* [TASK TO COMPLETE]: Give the number of lines that include the string "true", nothing more.

* [Records contained in a dataset]:

>>>

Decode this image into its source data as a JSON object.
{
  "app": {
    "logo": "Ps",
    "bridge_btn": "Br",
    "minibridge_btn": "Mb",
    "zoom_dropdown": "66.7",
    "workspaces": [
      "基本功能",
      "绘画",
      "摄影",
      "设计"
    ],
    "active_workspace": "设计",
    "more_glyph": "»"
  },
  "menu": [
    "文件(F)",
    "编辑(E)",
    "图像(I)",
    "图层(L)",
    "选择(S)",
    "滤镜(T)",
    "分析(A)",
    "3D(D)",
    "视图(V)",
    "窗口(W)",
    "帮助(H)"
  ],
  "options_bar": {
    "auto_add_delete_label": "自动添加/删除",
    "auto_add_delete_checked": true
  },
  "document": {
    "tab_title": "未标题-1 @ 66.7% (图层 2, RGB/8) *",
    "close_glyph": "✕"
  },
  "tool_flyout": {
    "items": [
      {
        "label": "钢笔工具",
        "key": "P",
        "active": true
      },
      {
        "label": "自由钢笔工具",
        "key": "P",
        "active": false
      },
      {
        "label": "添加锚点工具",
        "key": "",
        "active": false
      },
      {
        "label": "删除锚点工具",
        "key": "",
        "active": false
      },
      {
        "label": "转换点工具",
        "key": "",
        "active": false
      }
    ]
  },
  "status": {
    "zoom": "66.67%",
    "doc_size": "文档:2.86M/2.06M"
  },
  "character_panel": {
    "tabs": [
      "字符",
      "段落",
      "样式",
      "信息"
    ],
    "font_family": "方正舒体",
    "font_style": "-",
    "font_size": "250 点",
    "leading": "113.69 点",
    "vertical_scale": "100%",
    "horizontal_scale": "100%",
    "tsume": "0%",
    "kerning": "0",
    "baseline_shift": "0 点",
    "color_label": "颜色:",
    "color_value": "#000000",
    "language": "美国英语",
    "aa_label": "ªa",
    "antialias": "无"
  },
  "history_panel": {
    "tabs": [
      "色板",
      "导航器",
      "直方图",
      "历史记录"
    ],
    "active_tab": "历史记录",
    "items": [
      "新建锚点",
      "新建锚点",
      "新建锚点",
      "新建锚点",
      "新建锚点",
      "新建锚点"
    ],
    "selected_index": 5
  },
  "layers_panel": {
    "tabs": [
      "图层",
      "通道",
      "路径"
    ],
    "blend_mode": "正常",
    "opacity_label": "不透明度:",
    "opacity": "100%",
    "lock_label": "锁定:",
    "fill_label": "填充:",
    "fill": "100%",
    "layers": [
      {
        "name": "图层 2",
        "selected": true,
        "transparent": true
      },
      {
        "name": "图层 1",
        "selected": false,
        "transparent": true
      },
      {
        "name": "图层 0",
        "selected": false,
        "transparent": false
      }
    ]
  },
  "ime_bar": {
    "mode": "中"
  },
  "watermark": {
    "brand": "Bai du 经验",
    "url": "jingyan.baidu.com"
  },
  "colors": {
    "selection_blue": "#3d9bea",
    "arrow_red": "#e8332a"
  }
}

<<<
>>>

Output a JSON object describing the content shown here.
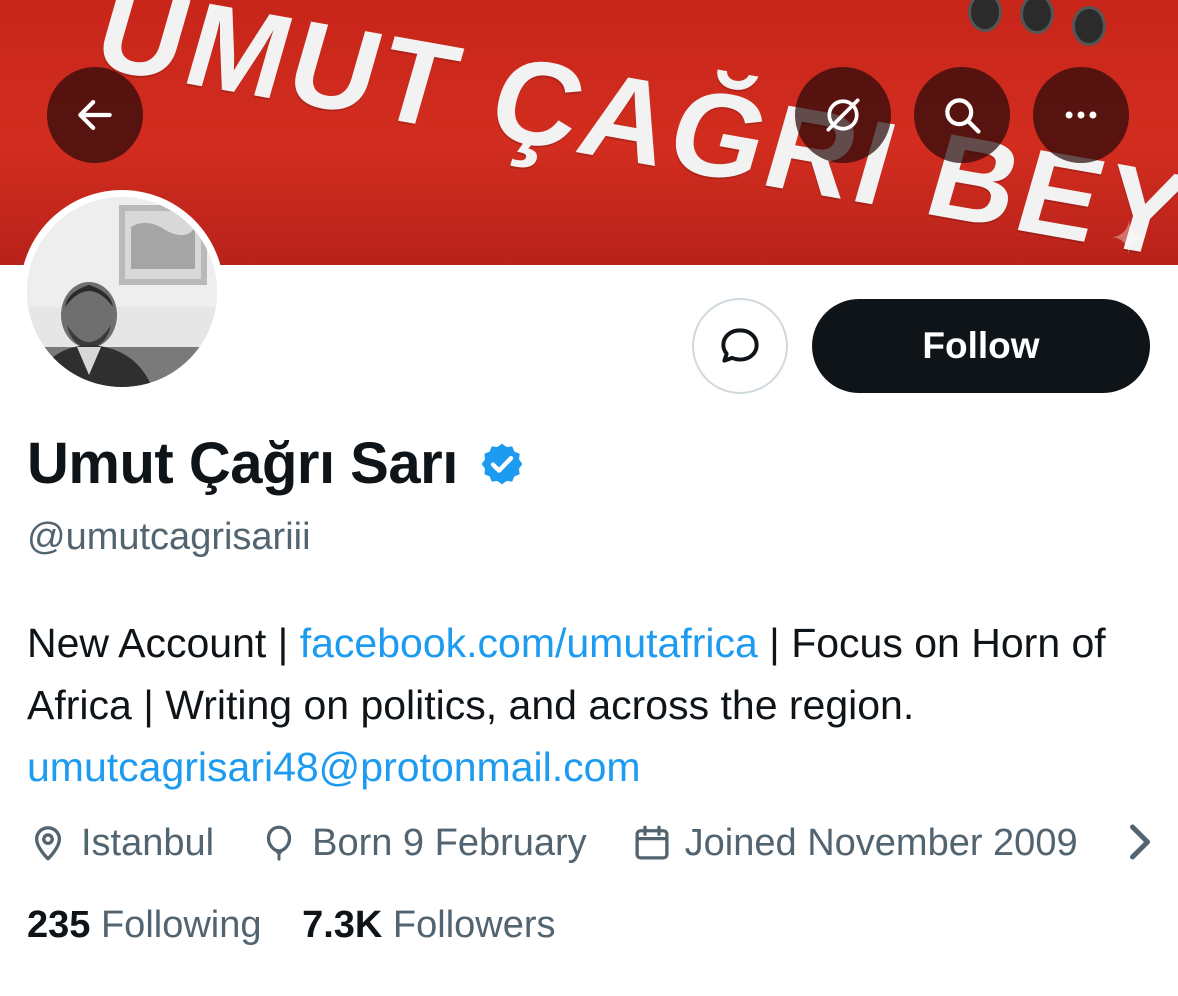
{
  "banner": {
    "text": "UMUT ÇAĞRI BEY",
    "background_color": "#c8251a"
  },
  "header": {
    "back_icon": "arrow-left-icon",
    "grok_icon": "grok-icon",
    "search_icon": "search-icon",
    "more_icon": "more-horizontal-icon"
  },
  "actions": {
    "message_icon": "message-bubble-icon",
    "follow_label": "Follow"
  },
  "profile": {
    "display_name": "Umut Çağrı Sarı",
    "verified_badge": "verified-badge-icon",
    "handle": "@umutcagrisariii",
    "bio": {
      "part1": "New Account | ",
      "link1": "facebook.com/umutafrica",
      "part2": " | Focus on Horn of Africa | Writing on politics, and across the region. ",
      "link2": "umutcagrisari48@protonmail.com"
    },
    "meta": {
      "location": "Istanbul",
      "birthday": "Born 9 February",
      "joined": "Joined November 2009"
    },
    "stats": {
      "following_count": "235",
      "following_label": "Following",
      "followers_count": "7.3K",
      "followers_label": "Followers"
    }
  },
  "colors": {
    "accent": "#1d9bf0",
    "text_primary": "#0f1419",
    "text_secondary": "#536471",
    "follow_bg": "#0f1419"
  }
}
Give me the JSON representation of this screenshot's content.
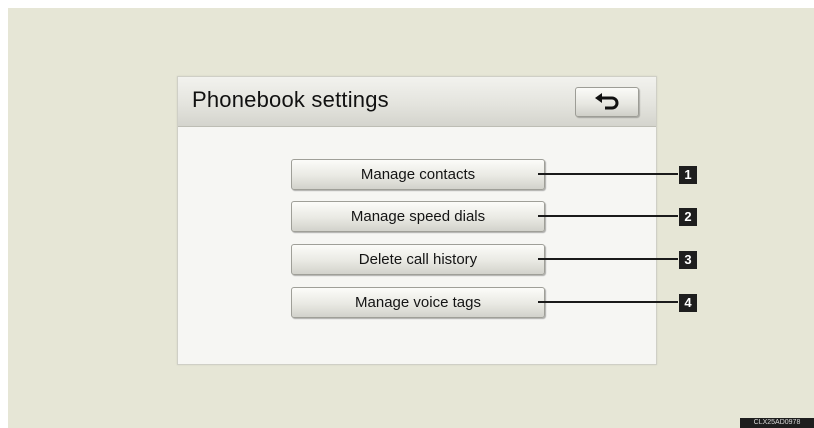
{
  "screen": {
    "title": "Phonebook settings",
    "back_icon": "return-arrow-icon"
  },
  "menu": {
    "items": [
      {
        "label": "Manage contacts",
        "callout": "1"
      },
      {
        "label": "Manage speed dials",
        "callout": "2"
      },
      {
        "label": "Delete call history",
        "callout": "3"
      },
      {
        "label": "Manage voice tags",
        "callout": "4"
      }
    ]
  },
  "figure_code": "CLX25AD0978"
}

<<<
>>>

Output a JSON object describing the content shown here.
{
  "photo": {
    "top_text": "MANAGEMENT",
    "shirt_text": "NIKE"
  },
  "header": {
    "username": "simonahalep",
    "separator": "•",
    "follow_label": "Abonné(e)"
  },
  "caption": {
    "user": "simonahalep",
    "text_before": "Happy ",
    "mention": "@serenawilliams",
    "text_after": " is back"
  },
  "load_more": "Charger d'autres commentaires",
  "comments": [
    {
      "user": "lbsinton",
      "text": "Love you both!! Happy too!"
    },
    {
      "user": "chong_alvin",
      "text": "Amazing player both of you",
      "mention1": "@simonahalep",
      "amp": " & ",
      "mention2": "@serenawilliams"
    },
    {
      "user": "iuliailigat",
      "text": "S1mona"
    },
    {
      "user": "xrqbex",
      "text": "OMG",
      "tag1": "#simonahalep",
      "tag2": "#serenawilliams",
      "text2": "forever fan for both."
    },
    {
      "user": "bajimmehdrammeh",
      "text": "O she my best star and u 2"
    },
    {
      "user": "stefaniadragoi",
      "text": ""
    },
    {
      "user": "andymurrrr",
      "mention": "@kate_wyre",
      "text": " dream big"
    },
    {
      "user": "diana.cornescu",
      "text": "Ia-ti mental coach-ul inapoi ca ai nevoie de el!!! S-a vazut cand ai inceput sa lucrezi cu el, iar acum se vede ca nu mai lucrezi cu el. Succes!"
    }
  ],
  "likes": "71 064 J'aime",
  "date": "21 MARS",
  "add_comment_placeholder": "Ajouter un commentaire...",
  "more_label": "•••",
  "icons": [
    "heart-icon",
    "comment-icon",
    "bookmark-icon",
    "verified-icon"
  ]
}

<<<

* [WRITTEN ANSWER]: 5